_Aim of the exercise_: Write out all of the entries exactly, please.

_Records supplied_:
--- START ---
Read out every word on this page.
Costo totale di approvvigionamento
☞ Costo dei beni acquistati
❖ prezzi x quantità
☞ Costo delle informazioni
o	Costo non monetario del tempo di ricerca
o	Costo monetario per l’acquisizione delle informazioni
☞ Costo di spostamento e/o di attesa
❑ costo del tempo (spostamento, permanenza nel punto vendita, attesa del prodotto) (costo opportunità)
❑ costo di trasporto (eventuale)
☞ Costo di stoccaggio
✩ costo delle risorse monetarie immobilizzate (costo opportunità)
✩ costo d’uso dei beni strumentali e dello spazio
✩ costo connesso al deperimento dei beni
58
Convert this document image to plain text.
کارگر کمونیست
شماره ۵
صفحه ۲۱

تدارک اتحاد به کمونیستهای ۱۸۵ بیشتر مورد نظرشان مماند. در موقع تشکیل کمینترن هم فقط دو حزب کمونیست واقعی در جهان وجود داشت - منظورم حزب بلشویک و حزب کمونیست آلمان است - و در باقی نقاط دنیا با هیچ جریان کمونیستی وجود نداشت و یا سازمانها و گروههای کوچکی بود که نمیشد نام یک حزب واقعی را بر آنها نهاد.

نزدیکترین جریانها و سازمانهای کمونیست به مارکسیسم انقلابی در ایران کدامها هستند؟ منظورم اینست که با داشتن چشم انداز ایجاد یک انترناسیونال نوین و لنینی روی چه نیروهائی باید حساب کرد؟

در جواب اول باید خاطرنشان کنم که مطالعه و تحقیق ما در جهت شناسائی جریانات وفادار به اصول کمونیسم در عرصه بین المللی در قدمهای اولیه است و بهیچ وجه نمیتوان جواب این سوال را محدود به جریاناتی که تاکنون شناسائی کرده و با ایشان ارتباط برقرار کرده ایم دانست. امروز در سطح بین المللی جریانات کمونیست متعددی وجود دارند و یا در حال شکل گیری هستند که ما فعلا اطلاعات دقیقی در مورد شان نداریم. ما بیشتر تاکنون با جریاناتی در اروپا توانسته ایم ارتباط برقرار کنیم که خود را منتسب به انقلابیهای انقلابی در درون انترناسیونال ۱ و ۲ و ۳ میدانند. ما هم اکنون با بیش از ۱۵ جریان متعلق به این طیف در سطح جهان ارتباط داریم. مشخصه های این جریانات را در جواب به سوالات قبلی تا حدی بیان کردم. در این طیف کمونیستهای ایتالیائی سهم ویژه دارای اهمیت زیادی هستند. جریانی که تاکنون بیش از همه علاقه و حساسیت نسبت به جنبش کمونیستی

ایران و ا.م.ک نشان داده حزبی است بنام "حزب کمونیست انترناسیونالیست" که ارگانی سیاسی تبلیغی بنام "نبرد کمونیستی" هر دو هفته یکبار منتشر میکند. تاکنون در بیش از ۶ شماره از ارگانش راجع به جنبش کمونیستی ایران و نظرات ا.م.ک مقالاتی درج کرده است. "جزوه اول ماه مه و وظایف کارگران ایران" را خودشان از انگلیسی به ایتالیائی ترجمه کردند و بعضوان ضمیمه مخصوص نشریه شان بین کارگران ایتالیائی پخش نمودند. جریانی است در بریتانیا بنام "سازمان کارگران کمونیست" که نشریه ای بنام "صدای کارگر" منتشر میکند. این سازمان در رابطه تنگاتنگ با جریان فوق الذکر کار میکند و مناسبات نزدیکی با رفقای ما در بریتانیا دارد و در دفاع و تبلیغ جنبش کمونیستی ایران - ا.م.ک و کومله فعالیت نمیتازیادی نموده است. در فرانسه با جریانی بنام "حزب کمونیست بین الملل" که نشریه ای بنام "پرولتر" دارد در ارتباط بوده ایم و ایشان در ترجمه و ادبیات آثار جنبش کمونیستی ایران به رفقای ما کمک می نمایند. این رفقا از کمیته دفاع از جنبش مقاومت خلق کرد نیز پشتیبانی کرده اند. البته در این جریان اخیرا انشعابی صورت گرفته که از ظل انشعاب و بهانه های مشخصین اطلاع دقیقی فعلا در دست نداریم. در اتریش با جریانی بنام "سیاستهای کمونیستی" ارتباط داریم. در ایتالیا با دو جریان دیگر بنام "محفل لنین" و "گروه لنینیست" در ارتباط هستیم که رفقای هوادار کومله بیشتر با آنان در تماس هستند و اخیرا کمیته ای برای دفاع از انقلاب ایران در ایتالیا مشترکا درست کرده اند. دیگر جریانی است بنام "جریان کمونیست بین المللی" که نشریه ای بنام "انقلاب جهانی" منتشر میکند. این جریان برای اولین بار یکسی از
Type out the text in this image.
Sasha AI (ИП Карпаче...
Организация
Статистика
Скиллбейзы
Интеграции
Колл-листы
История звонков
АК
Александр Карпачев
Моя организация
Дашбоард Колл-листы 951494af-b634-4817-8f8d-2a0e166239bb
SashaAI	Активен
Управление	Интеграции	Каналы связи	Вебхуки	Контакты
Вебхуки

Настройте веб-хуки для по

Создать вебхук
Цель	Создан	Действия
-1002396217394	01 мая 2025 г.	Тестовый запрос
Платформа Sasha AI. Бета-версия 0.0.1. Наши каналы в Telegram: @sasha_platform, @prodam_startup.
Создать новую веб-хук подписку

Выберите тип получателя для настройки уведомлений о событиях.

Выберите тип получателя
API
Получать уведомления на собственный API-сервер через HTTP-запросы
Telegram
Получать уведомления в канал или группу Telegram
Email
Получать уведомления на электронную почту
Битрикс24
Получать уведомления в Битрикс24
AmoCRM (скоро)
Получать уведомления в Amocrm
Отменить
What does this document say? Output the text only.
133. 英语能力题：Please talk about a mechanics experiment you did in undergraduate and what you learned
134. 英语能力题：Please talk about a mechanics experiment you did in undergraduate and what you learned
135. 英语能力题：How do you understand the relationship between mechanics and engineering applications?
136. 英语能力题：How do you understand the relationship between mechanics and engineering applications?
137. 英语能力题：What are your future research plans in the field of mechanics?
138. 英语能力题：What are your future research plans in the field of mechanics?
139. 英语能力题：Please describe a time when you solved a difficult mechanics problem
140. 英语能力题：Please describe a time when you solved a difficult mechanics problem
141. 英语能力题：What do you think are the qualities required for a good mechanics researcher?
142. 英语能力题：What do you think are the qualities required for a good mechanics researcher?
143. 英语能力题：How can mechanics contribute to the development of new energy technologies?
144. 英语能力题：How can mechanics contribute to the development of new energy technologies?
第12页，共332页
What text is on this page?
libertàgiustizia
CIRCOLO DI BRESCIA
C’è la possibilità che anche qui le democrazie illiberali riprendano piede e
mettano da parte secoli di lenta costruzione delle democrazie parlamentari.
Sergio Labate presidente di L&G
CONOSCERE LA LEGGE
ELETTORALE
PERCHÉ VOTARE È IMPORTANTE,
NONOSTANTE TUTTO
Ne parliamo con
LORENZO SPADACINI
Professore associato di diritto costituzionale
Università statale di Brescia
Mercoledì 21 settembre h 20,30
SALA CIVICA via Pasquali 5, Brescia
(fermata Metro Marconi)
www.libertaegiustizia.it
--- END ---
_Worked solution_:
Read out every word on this page.
Costo totale di approvvigionamento
☞ Costo dei beni acquistati
❖ prezzi x quantità
☞ Costo delle informazioni
o	Costo non monetario del tempo di ricerca
o	Costo monetario per l’acquisizione delle informazioni
☞ Costo di spostamento e/o di attesa
❑ costo del tempo (spostamento, permanenza nel punto vendita, attesa del prodotto) (costo opportunità)
❑ costo di trasporto (eventuale)
☞ Costo di stoccaggio
✩ costo delle risorse monetarie immobilizzate (costo opportunità)
✩ costo d’uso dei beni strumentali e dello spazio
✩ costo connesso al deperimento dei beni
58
Convert this document image to plain text.
کارگر کمونیست
شماره ۵
صفحه ۲۱

تدارک اتحاد به کمونیستهای ۱۸۵ بیشتر مورد نظرشان مماند. در موقع تشکیل کمینترن هم فقط دو حزب کمونیست واقعی در جهان وجود داشت - منظورم حزب بلشویک و حزب کمونیست آلمان است - و در باقی نقاط دنیا با هیچ جریان کمونیستی وجود نداشت و یا سازمانها و گروههای کوچکی بود که نمیشد نام یک حزب واقعی را بر آنها نهاد.

نزدیکترین جریانها و سازمانهای کمونیست به مارکسیسم انقلابی در ایران کدامها هستند؟ منظورم اینست که با داشتن چشم انداز ایجاد یک انترناسیونال نوین و لنینی روی چه نیروهائی باید حساب کرد؟

در جواب اول باید خاطرنشان کنم که مطالعه و تحقیق ما در جهت شناسائی جریانات وفادار به اصول کمونیسم در عرصه بین المللی در قدمهای اولیه است و بهیچ وجه نمیتوان جواب این سوال را محدود به جریاناتی که تاکنون شناسائی کرده و با ایشان ارتباط برقرار کرده ایم دانست. امروز در سطح بین المللی جریانات کمونیست متعددی وجود دارند و یا در حال شکل گیری هستند که ما فعلا اطلاعات دقیقی در مورد شان نداریم. ما بیشتر تاکنون با جریاناتی در اروپا توانسته ایم ارتباط برقرار کنیم که خود را منتسب به انقلابیهای انقلابی در درون انترناسیونال ۱ و ۲ و ۳ میدانند. ما هم اکنون با بیش از ۱۵ جریان متعلق به این طیف در سطح جهان ارتباط داریم. مشخصه های این جریانات را در جواب به سوالات قبلی تا حدی بیان کردم. در این طیف کمونیستهای ایتالیائی سهم ویژه دارای اهمیت زیادی هستند. جریانی که تاکنون بیش از همه علاقه و حساسیت نسبت به جنبش کمونیستی

ایران و ا.م.ک نشان داده حزبی است بنام "حزب کمونیست انترناسیونالیست" که ارگانی سیاسی تبلیغی بنام "نبرد کمونیستی" هر دو هفته یکبار منتشر میکند. تاکنون در بیش از ۶ شماره از ارگانش راجع به جنبش کمونیستی ایران و نظرات ا.م.ک مقالاتی درج کرده است. "جزوه اول ماه مه و وظایف کارگران ایران" را خودشان از انگلیسی به ایتالیائی ترجمه کردند و بعضوان ضمیمه مخصوص نشریه شان بین کارگران ایتالیائی پخش نمودند. جریانی است در بریتانیا بنام "سازمان کارگران کمونیست" که نشریه ای بنام "صدای کارگر" منتشر میکند. این سازمان در رابطه تنگاتنگ با جریان فوق الذکر کار میکند و مناسبات نزدیکی با رفقای ما در بریتانیا دارد و در دفاع و تبلیغ جنبش کمونیستی ایران - ا.م.ک و کومله فعالیت نمیتازیادی نموده است. در فرانسه با جریانی بنام "حزب کمونیست بین الملل" که نشریه ای بنام "پرولتر" دارد در ارتباط بوده ایم و ایشان در ترجمه و ادبیات آثار جنبش کمونیستی ایران به رفقای ما کمک می نمایند. این رفقا از کمیته دفاع از جنبش مقاومت خلق کرد نیز پشتیبانی کرده اند. البته در این جریان اخیرا انشعابی صورت گرفته که از ظل انشعاب و بهانه های مشخصین اطلاع دقیقی فعلا در دست نداریم. در اتریش با جریانی بنام "سیاستهای کمونیستی" ارتباط داریم. در ایتالیا با دو جریان دیگر بنام "محفل لنین" و "گروه لنینیست" در ارتباط هستیم که رفقای هوادار کومله بیشتر با آنان در تماس هستند و اخیرا کمیته ای برای دفاع از انقلاب ایران در ایتالیا مشترکا درست کرده اند. دیگر جریانی است بنام "جریان کمونیست بین المللی" که نشریه ای بنام "انقلاب جهانی" منتشر میکند. این جریان برای اولین بار یکسی از
Type out the text in this image.
Sasha AI (ИП Карпаче...
Организация
Статистика
Скиллбейзы
Интеграции
Колл-листы
История звонков
АК
Александр Карпачев
Моя организация
Дашбоард Колл-листы 951494af-b634-4817-8f8d-2a0e166239bb
SashaAI	Активен
Управление	Интеграции	Каналы связи	Вебхуки	Контакты
Вебхуки

Настройте веб-хуки для по

Создать вебхук
Цель	Создан	Действия
-1002396217394	01 мая 2025 г.	Тестовый запрос
Платформа Sasha AI. Бета-версия 0.0.1. Наши каналы в Telegram: @sasha_platform, @prodam_startup.
Создать новую веб-хук подписку

Выберите тип получателя для настройки уведомлений о событиях.

Выберите тип получателя
API
Получать уведомления на собственный API-сервер через HTTP-запросы
Telegram
Получать уведомления в канал или группу Telegram
Email
Получать уведомления на электронную почту
Битрикс24
Получать уведомления в Битрикс24
AmoCRM (скоро)
Получать уведомления в Amocrm
Отменить
What does this document say? Output the text only.
133. 英语能力题：Please talk about a mechanics experiment you did in undergraduate and what you learned
134. 英语能力题：Please talk about a mechanics experiment you did in undergraduate and what you learned
135. 英语能力题：How do you understand the relationship between mechanics and engineering applications?
136. 英语能力题：How do you understand the relationship between mechanics and engineering applications?
137. 英语能力题：What are your future research plans in the field of mechanics?
138. 英语能力题：What are your future research plans in the field of mechanics?
139. 英语能力题：Please describe a time when you solved a difficult mechanics problem
140. 英语能力题：Please describe a time when you solved a difficult mechanics problem
141. 英语能力题：What do you think are the qualities required for a good mechanics researcher?
142. 英语能力题：What do you think are the qualities required for a good mechanics researcher?
143. 英语能力题：How can mechanics contribute to the development of new energy technologies?
144. 英语能力题：How can mechanics contribute to the development of new energy technologies?
第12页，共332页
What text is on this page?
libertàgiustizia
CIRCOLO DI BRESCIA
C’è la possibilità che anche qui le democrazie illiberali riprendano piede e
mettano da parte secoli di lenta costruzione delle democrazie parlamentari.
Sergio Labate presidente di L&G
CONOSCERE LA LEGGE
ELETTORALE
PERCHÉ VOTARE È IMPORTANTE,
NONOSTANTE TUTTO
Ne parliamo con
LORENZO SPADACINI
Professore associato di diritto costituzionale
Università statale di Brescia
Mercoledì 21 settembre h 20,30
SALA CIVICA via Pasquali 5, Brescia
(fermata Metro Marconi)
www.libertaegiustizia.it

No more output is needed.